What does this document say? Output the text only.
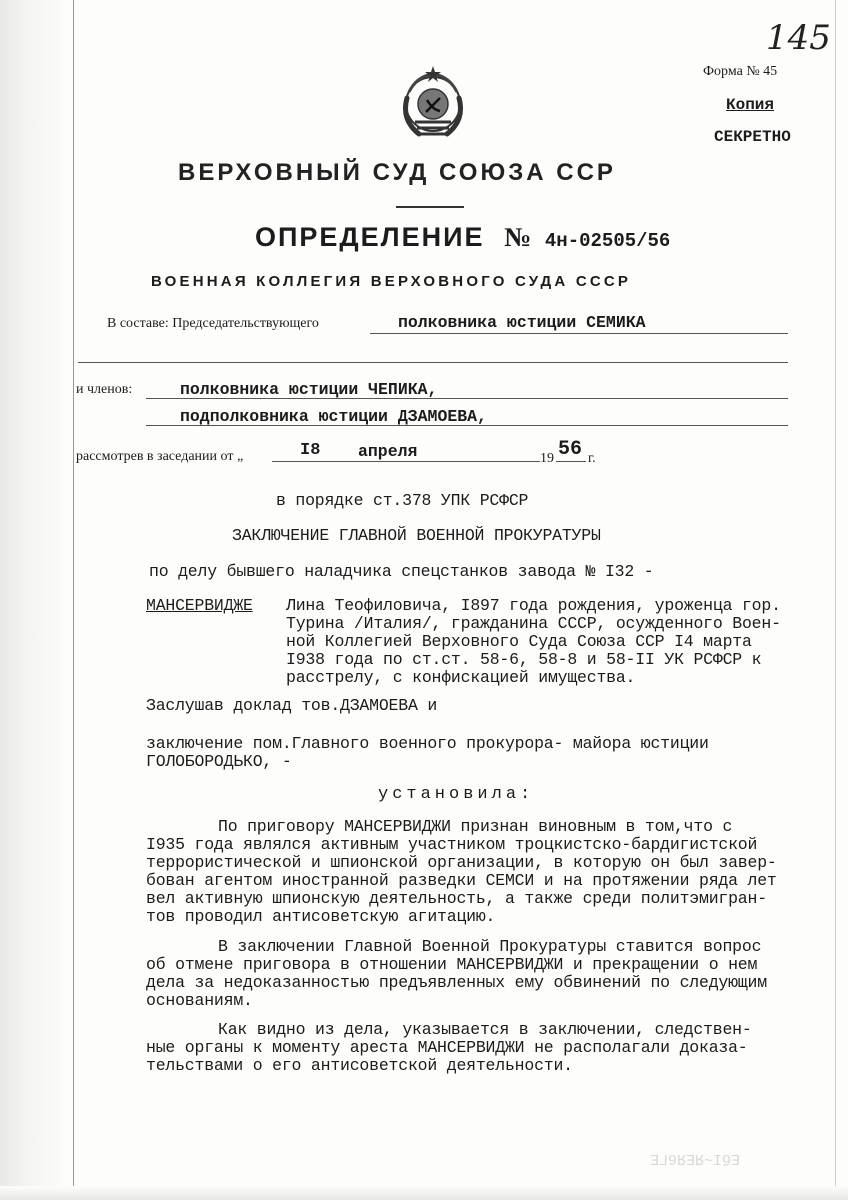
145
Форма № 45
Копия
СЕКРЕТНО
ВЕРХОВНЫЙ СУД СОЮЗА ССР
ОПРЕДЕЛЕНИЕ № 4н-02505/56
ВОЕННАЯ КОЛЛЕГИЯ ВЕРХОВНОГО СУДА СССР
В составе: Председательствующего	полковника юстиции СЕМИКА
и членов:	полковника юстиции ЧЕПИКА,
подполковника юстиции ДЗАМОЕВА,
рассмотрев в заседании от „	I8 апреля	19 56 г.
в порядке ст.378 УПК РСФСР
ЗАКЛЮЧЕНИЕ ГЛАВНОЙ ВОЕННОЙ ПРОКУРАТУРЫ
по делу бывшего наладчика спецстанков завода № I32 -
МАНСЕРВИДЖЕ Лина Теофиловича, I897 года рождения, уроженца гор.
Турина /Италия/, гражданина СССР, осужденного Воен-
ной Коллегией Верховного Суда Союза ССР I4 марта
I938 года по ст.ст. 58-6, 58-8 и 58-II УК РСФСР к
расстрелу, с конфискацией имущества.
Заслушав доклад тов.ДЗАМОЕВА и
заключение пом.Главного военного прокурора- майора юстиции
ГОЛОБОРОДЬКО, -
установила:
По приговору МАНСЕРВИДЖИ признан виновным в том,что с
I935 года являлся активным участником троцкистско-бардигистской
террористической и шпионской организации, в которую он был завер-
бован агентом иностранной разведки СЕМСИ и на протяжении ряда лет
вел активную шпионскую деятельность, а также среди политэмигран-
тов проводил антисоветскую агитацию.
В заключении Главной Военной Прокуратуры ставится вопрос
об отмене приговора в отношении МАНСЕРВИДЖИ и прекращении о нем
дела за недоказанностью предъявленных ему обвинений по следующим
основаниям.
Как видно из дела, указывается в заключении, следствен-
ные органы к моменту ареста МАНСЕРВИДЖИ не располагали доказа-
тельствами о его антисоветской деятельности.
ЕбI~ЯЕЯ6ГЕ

══════════════════════════════

**Do this**. Write out each entry exactly as given, omitting any picture.

**Task output**.
What does this document say? Output the text only.
145
Форма № 45
Копия
СЕКРЕТНО
ВЕРХОВНЫЙ СУД СОЮЗА ССР
ОПРЕДЕЛЕНИЕ № 4н-02505/56
ВОЕННАЯ КОЛЛЕГИЯ ВЕРХОВНОГО СУДА СССР
В составе: Председательствующего	полковника юстиции СЕМИКА
и членов:	полковника юстиции ЧЕПИКА,
подполковника юстиции ДЗАМОЕВА,
рассмотрев в заседании от „	I8 апреля	19 56 г.
в порядке ст.378 УПК РСФСР
ЗАКЛЮЧЕНИЕ ГЛАВНОЙ ВОЕННОЙ ПРОКУРАТУРЫ
по делу бывшего наладчика спецстанков завода № I32 -
МАНСЕРВИДЖЕ Лина Теофиловича, I897 года рождения, уроженца гор.
Турина /Италия/, гражданина СССР, осужденного Воен-
ной Коллегией Верховного Суда Союза ССР I4 марта
I938 года по ст.ст. 58-6, 58-8 и 58-II УК РСФСР к
расстрелу, с конфискацией имущества.
Заслушав доклад тов.ДЗАМОЕВА и
заключение пом.Главного военного прокурора- майора юстиции
ГОЛОБОРОДЬКО, -
установила:
По приговору МАНСЕРВИДЖИ признан виновным в том,что с
I935 года являлся активным участником троцкистско-бардигистской
террористической и шпионской организации, в которую он был завер-
бован агентом иностранной разведки СЕМСИ и на протяжении ряда лет
вел активную шпионскую деятельность, а также среди политэмигран-
тов проводил антисоветскую агитацию.
В заключении Главной Военной Прокуратуры ставится вопрос
об отмене приговора в отношении МАНСЕРВИДЖИ и прекращении о нем
дела за недоказанностью предъявленных ему обвинений по следующим
основаниям.
Как видно из дела, указывается в заключении, следствен-
ные органы к моменту ареста МАНСЕРВИДЖИ не располагали доказа-
тельствами о его антисоветской деятельности.
ЕбI~ЯЕЯ6ГЕ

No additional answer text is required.